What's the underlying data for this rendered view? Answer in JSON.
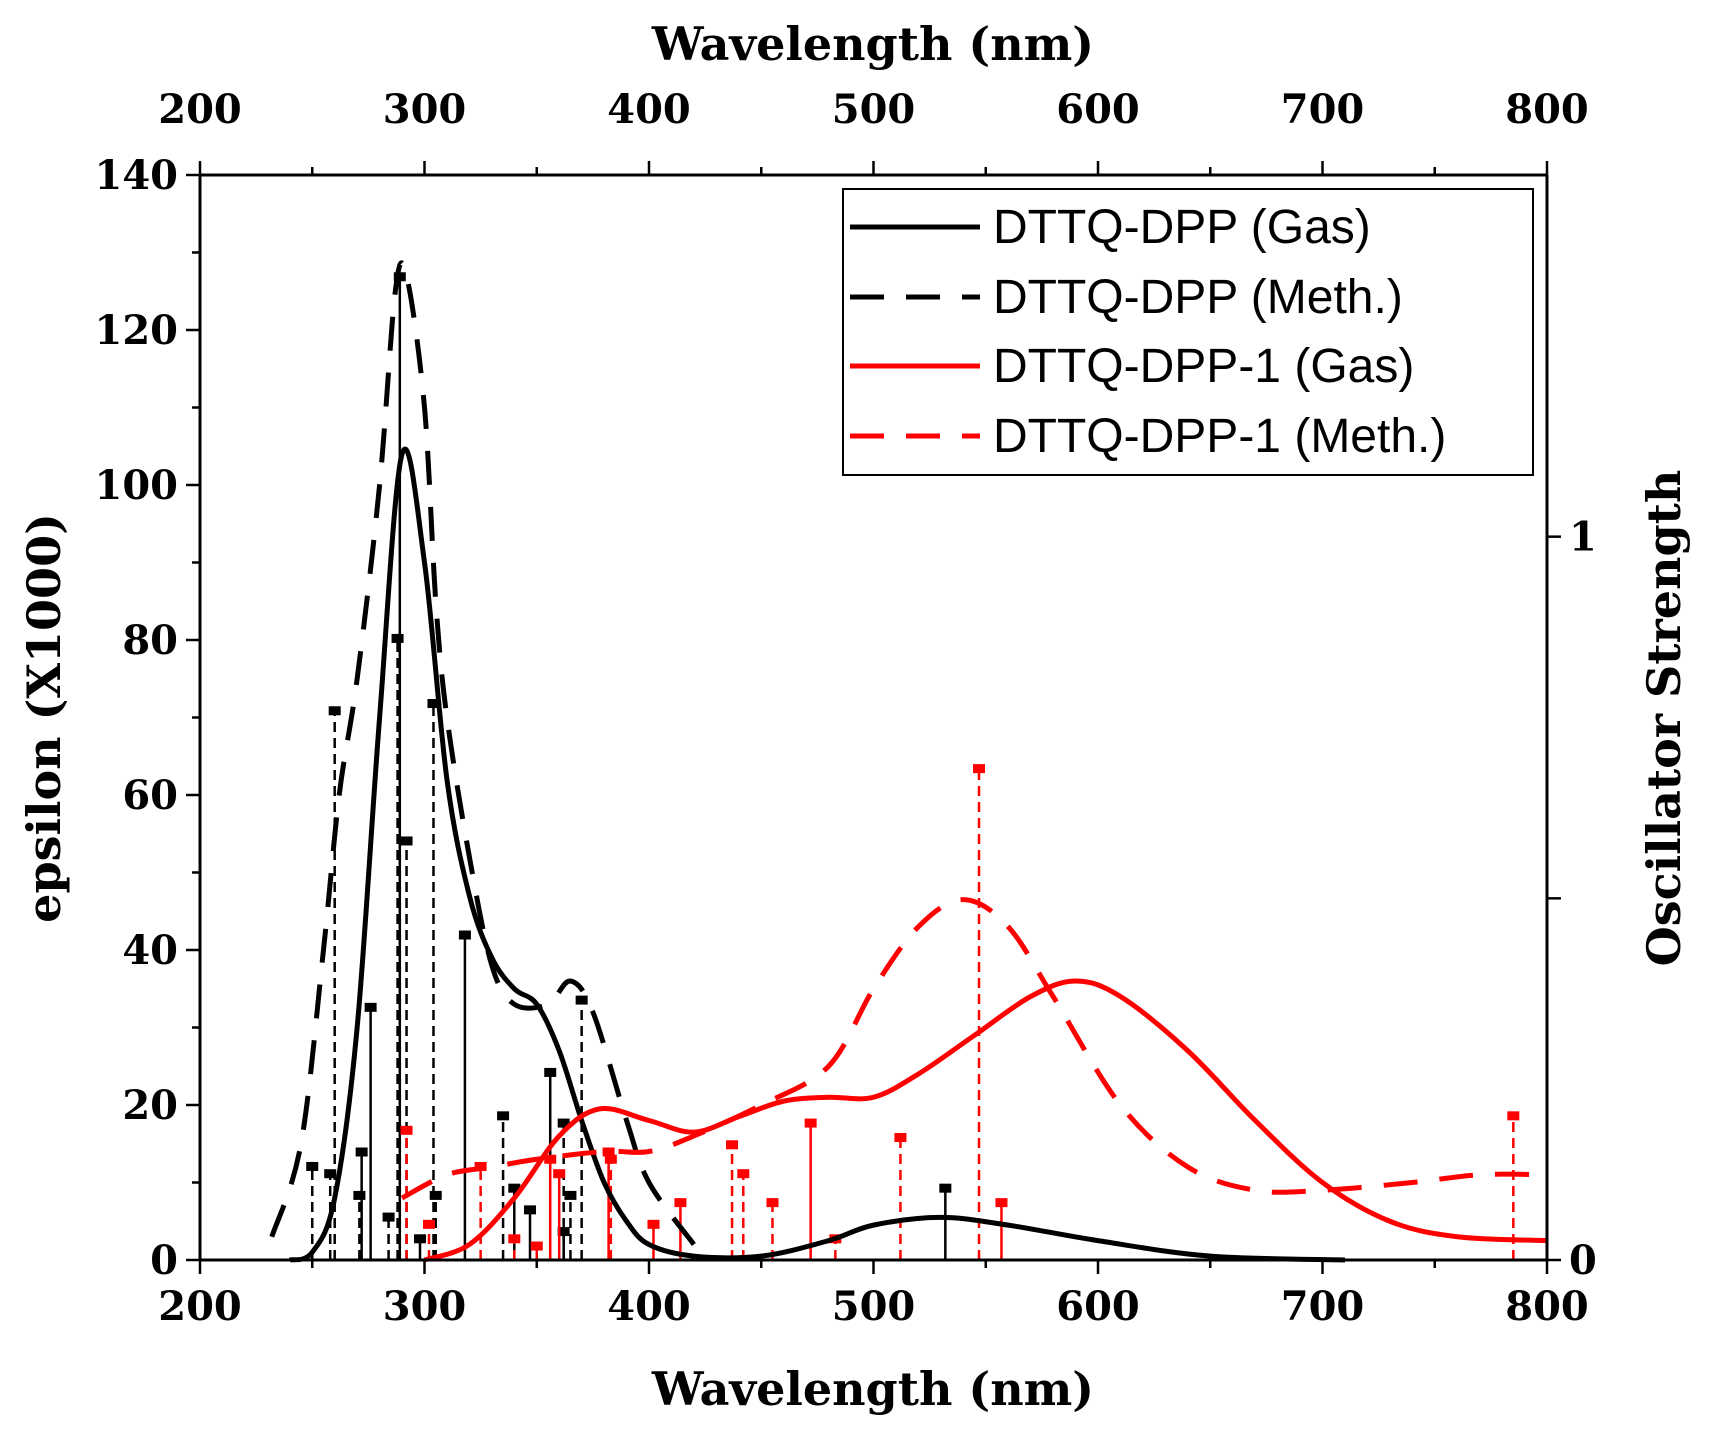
{
  "chart_data": {
    "type": "line",
    "title": "",
    "xlabel": "Wavelength (nm)",
    "x2label": "Wavelength (nm)",
    "ylabel": "epsilon (X1000)",
    "y2label": "Oscillator Strength",
    "xlim": [
      200,
      800
    ],
    "ylim": [
      0,
      140
    ],
    "y2lim": [
      0,
      1.5
    ],
    "xticks": [
      200,
      300,
      400,
      500,
      600,
      700,
      800
    ],
    "yticks": [
      0,
      20,
      40,
      60,
      80,
      100,
      120,
      140
    ],
    "y2ticks": [
      0,
      0.5,
      1
    ],
    "y2ticklabels": [
      "0",
      "",
      "1"
    ],
    "grid": false,
    "legend_position": "top-right",
    "series": [
      {
        "name": "DTTQ-DPP (Gas)",
        "color": "#000000",
        "style": "solid",
        "x": [
          240,
          250,
          260,
          270,
          280,
          290,
          300,
          310,
          320,
          330,
          340,
          350,
          360,
          370,
          380,
          390,
          400,
          420,
          450,
          480,
          500,
          530,
          560,
          600,
          650,
          710
        ],
        "y": [
          0,
          1,
          8,
          30,
          70,
          104,
          90,
          62,
          47,
          39,
          35,
          33,
          27,
          18,
          10,
          5,
          2,
          0.5,
          0.5,
          2.5,
          4.5,
          5.5,
          4.5,
          2.5,
          0.5,
          0
        ],
        "sticks": {
          "x": [
            272,
            276,
            289,
            298,
            318,
            340,
            347,
            356,
            362,
            532
          ],
          "f": [
            0.15,
            0.35,
            1.36,
            0.03,
            0.45,
            0.1,
            0.07,
            0.26,
            0.04,
            0.1
          ]
        }
      },
      {
        "name": "DTTQ-DPP (Meth.)",
        "color": "#000000",
        "style": "dashed",
        "x": [
          232,
          245,
          255,
          262,
          270,
          280,
          287,
          292,
          300,
          305,
          310,
          320,
          330,
          340,
          355,
          365,
          375,
          390,
          400,
          420
        ],
        "y": [
          3,
          15,
          40,
          60,
          75,
          100,
          125,
          127,
          110,
          85,
          70,
          52,
          38,
          33,
          33,
          36,
          32,
          18,
          10,
          2
        ],
        "sticks": {
          "x": [
            250,
            258,
            260,
            271,
            284,
            288,
            292,
            304,
            305,
            335,
            362,
            365,
            370
          ],
          "f": [
            0.13,
            0.12,
            0.76,
            0.09,
            0.06,
            0.86,
            0.58,
            0.77,
            0.09,
            0.2,
            0.19,
            0.09,
            0.36
          ]
        }
      },
      {
        "name": "DTTQ-DPP-1 (Gas)",
        "color": "#ff0000",
        "style": "solid",
        "x": [
          300,
          320,
          340,
          360,
          378,
          400,
          420,
          440,
          460,
          480,
          500,
          520,
          545,
          570,
          590,
          610,
          640,
          670,
          700,
          730,
          760,
          800
        ],
        "y": [
          0,
          2,
          8,
          16,
          19.5,
          18,
          16.5,
          18.5,
          20.5,
          21,
          21,
          24,
          29,
          34,
          36,
          34,
          27,
          18,
          10,
          5,
          3,
          2.5
        ],
        "sticks": {
          "x": [
            356,
            360,
            382,
            402,
            414,
            472,
            557
          ],
          "f": [
            0.14,
            0.12,
            0.15,
            0.05,
            0.08,
            0.19,
            0.08
          ]
        }
      },
      {
        "name": "DTTQ-DPP-1 (Meth.)",
        "color": "#ff0000",
        "style": "dashed",
        "x": [
          290,
          310,
          330,
          350,
          380,
          400,
          420,
          450,
          480,
          500,
          520,
          540,
          560,
          580,
          610,
          640,
          670,
          700,
          740,
          770,
          800
        ],
        "y": [
          8,
          11,
          12,
          13,
          14,
          14,
          16,
          20,
          25,
          35,
          43,
          46.5,
          43,
          34,
          20,
          12,
          9,
          9,
          10,
          11,
          11
        ],
        "sticks": {
          "x": [
            292,
            302,
            325,
            340,
            350,
            383,
            437,
            442,
            455,
            483,
            512,
            547,
            785
          ],
          "f": [
            0.18,
            0.05,
            0.13,
            0.03,
            0.02,
            0.14,
            0.16,
            0.12,
            0.08,
            0.03,
            0.17,
            0.68,
            0.2
          ]
        }
      }
    ]
  }
}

===

- _Task to complete_:
Are you able to set down all the lines above exactly, without any pictures?

- _Answer for the task_:
What's the underlying data for this rendered view? Answer in JSON.
{
  "chart_data": {
    "type": "line",
    "title": "",
    "xlabel": "Wavelength (nm)",
    "x2label": "Wavelength (nm)",
    "ylabel": "epsilon (X1000)",
    "y2label": "Oscillator Strength",
    "xlim": [
      200,
      800
    ],
    "ylim": [
      0,
      140
    ],
    "y2lim": [
      0,
      1.5
    ],
    "xticks": [
      200,
      300,
      400,
      500,
      600,
      700,
      800
    ],
    "yticks": [
      0,
      20,
      40,
      60,
      80,
      100,
      120,
      140
    ],
    "y2ticks": [
      0,
      0.5,
      1
    ],
    "y2ticklabels": [
      "0",
      "",
      "1"
    ],
    "grid": false,
    "legend_position": "top-right",
    "series": [
      {
        "name": "DTTQ-DPP (Gas)",
        "color": "#000000",
        "style": "solid",
        "x": [
          240,
          250,
          260,
          270,
          280,
          290,
          300,
          310,
          320,
          330,
          340,
          350,
          360,
          370,
          380,
          390,
          400,
          420,
          450,
          480,
          500,
          530,
          560,
          600,
          650,
          710
        ],
        "y": [
          0,
          1,
          8,
          30,
          70,
          104,
          90,
          62,
          47,
          39,
          35,
          33,
          27,
          18,
          10,
          5,
          2,
          0.5,
          0.5,
          2.5,
          4.5,
          5.5,
          4.5,
          2.5,
          0.5,
          0
        ],
        "sticks": {
          "x": [
            272,
            276,
            289,
            298,
            318,
            340,
            347,
            356,
            362,
            532
          ],
          "f": [
            0.15,
            0.35,
            1.36,
            0.03,
            0.45,
            0.1,
            0.07,
            0.26,
            0.04,
            0.1
          ]
        }
      },
      {
        "name": "DTTQ-DPP (Meth.)",
        "color": "#000000",
        "style": "dashed",
        "x": [
          232,
          245,
          255,
          262,
          270,
          280,
          287,
          292,
          300,
          305,
          310,
          320,
          330,
          340,
          355,
          365,
          375,
          390,
          400,
          420
        ],
        "y": [
          3,
          15,
          40,
          60,
          75,
          100,
          125,
          127,
          110,
          85,
          70,
          52,
          38,
          33,
          33,
          36,
          32,
          18,
          10,
          2
        ],
        "sticks": {
          "x": [
            250,
            258,
            260,
            271,
            284,
            288,
            292,
            304,
            305,
            335,
            362,
            365,
            370
          ],
          "f": [
            0.13,
            0.12,
            0.76,
            0.09,
            0.06,
            0.86,
            0.58,
            0.77,
            0.09,
            0.2,
            0.19,
            0.09,
            0.36
          ]
        }
      },
      {
        "name": "DTTQ-DPP-1 (Gas)",
        "color": "#ff0000",
        "style": "solid",
        "x": [
          300,
          320,
          340,
          360,
          378,
          400,
          420,
          440,
          460,
          480,
          500,
          520,
          545,
          570,
          590,
          610,
          640,
          670,
          700,
          730,
          760,
          800
        ],
        "y": [
          0,
          2,
          8,
          16,
          19.5,
          18,
          16.5,
          18.5,
          20.5,
          21,
          21,
          24,
          29,
          34,
          36,
          34,
          27,
          18,
          10,
          5,
          3,
          2.5
        ],
        "sticks": {
          "x": [
            356,
            360,
            382,
            402,
            414,
            472,
            557
          ],
          "f": [
            0.14,
            0.12,
            0.15,
            0.05,
            0.08,
            0.19,
            0.08
          ]
        }
      },
      {
        "name": "DTTQ-DPP-1 (Meth.)",
        "color": "#ff0000",
        "style": "dashed",
        "x": [
          290,
          310,
          330,
          350,
          380,
          400,
          420,
          450,
          480,
          500,
          520,
          540,
          560,
          580,
          610,
          640,
          670,
          700,
          740,
          770,
          800
        ],
        "y": [
          8,
          11,
          12,
          13,
          14,
          14,
          16,
          20,
          25,
          35,
          43,
          46.5,
          43,
          34,
          20,
          12,
          9,
          9,
          10,
          11,
          11
        ],
        "sticks": {
          "x": [
            292,
            302,
            325,
            340,
            350,
            383,
            437,
            442,
            455,
            483,
            512,
            547,
            785
          ],
          "f": [
            0.18,
            0.05,
            0.13,
            0.03,
            0.02,
            0.14,
            0.16,
            0.12,
            0.08,
            0.03,
            0.17,
            0.68,
            0.2
          ]
        }
      }
    ]
  }
}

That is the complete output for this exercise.